_The request_: Return each line that holds the word "reptiles".

_Data entries for graphics_:
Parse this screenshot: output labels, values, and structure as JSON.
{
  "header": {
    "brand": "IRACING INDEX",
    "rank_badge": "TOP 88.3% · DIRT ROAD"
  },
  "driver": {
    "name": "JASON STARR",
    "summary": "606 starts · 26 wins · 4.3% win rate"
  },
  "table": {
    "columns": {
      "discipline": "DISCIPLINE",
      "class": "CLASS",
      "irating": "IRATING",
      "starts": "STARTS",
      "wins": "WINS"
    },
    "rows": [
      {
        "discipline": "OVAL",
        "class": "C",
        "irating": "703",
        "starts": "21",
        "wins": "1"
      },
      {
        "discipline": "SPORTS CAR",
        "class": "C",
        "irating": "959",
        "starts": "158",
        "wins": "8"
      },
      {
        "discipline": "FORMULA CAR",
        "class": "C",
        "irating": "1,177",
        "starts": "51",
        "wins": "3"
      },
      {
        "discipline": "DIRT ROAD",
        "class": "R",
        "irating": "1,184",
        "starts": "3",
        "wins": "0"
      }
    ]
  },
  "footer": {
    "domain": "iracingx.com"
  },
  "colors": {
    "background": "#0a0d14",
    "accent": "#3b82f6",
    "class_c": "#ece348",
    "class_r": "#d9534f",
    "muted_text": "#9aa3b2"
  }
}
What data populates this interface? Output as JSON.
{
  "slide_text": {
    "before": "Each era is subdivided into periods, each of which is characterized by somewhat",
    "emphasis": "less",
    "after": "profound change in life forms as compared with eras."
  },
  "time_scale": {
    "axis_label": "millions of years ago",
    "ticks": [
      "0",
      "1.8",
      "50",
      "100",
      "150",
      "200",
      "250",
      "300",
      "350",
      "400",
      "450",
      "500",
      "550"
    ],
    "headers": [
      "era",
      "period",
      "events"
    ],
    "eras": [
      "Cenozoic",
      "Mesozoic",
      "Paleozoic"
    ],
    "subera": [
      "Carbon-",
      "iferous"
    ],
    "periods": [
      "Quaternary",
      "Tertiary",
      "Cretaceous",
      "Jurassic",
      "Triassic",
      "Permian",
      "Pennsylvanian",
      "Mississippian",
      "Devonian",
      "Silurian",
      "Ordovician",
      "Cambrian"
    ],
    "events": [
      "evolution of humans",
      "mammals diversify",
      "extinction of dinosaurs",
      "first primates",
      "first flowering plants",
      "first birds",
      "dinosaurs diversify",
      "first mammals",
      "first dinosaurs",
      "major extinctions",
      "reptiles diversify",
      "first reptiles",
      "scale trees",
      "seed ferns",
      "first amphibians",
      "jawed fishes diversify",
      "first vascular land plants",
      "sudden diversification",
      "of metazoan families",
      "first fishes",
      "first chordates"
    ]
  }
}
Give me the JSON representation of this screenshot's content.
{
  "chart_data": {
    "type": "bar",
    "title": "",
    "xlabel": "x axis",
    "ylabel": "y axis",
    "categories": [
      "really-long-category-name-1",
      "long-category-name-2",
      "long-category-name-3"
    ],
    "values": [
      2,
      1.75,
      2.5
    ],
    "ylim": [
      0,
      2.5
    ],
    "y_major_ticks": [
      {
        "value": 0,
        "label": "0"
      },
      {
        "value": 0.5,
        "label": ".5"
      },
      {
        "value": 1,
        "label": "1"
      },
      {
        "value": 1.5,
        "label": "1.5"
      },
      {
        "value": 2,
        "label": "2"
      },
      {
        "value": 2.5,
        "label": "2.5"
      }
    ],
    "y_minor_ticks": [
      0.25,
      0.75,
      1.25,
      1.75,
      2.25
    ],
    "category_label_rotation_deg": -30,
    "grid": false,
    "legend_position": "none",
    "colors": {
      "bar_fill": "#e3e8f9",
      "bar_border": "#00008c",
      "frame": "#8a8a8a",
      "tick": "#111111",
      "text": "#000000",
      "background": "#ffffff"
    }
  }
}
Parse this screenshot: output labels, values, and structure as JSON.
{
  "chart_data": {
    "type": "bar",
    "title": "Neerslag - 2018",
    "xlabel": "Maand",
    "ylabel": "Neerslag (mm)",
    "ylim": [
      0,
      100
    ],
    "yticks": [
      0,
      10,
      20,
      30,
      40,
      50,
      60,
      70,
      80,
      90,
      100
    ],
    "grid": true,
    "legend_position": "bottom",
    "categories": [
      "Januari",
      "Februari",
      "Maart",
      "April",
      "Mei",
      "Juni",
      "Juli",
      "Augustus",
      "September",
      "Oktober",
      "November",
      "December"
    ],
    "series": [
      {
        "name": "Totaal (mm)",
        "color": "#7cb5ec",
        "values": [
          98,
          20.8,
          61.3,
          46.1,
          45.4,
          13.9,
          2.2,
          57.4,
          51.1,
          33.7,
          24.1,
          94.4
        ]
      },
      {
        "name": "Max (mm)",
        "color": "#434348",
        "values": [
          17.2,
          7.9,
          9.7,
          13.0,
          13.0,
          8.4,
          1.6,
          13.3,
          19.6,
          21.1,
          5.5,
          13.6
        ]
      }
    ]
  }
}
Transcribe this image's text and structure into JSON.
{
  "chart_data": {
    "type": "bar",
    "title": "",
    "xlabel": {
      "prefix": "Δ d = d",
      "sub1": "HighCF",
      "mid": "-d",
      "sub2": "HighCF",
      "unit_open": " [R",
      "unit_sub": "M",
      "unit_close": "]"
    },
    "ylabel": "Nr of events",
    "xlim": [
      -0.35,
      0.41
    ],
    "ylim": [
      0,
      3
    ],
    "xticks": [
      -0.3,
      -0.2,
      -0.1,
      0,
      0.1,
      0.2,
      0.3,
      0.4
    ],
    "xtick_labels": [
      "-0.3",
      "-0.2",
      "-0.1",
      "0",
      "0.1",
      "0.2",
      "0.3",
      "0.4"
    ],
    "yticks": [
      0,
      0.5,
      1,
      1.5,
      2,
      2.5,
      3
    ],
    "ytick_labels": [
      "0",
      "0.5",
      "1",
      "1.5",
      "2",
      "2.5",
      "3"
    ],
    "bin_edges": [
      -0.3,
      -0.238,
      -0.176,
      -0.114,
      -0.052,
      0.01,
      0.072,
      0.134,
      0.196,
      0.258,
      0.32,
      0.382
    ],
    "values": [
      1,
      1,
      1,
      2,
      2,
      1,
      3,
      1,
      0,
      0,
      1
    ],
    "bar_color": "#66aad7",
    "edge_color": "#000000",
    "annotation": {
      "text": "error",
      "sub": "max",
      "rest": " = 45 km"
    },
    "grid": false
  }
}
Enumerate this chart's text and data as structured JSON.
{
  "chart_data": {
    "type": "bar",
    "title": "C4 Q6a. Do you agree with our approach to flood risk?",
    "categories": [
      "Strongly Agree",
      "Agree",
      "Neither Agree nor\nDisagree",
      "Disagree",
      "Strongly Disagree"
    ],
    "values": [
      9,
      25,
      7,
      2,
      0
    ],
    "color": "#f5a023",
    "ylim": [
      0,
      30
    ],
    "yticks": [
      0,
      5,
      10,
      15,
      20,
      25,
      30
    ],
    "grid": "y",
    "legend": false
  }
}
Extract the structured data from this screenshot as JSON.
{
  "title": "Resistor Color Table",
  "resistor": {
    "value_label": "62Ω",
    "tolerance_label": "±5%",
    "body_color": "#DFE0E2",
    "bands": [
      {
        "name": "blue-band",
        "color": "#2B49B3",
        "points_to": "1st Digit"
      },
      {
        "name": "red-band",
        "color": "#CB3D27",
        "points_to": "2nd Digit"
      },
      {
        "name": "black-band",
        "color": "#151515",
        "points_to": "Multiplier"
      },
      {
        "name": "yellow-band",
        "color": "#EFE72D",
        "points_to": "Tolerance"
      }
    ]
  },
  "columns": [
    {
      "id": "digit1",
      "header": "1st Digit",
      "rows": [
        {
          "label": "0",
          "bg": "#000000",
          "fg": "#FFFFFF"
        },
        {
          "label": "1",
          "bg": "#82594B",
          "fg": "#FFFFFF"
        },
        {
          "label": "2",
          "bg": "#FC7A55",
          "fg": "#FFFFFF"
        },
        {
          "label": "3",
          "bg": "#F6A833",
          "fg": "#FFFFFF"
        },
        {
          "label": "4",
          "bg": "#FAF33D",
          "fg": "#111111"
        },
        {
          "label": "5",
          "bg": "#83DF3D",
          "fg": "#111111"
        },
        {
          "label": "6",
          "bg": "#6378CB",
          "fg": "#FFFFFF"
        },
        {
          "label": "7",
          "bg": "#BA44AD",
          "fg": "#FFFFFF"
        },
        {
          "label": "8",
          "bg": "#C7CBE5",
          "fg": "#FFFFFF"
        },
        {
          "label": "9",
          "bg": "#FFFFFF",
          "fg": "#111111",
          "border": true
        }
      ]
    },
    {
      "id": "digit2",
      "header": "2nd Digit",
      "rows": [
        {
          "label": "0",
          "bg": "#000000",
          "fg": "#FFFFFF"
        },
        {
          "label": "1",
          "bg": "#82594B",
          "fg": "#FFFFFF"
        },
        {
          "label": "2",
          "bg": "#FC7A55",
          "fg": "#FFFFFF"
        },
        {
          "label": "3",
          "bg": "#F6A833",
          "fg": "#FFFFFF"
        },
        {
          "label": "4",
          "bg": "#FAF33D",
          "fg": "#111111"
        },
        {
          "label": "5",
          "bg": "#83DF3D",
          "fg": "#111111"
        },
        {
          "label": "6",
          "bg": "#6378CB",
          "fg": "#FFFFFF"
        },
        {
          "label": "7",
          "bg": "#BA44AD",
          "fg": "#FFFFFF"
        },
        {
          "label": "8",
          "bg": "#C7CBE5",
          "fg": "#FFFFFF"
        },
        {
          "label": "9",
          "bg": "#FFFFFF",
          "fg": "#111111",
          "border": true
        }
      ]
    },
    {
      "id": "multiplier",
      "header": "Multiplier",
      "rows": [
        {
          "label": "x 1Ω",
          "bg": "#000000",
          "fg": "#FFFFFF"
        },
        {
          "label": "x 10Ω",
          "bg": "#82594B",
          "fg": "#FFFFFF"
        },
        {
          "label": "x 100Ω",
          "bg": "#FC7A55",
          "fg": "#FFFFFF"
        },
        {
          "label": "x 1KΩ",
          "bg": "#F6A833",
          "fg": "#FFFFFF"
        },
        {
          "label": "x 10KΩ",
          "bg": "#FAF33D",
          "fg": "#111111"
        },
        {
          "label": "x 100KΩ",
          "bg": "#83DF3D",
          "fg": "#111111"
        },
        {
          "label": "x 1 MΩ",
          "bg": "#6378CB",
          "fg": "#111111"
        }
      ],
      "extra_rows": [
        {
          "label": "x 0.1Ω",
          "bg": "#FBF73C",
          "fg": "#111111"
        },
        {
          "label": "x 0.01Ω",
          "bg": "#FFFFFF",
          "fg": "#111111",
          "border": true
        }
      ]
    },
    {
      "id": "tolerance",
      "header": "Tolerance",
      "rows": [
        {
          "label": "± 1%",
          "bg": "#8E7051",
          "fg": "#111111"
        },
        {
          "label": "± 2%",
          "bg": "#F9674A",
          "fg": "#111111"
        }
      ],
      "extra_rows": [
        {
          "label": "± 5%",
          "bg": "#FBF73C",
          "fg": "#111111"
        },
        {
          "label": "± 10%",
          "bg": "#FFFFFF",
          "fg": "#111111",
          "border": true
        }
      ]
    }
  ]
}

_In response_:
      "reptiles diversify",
      "first reptiles",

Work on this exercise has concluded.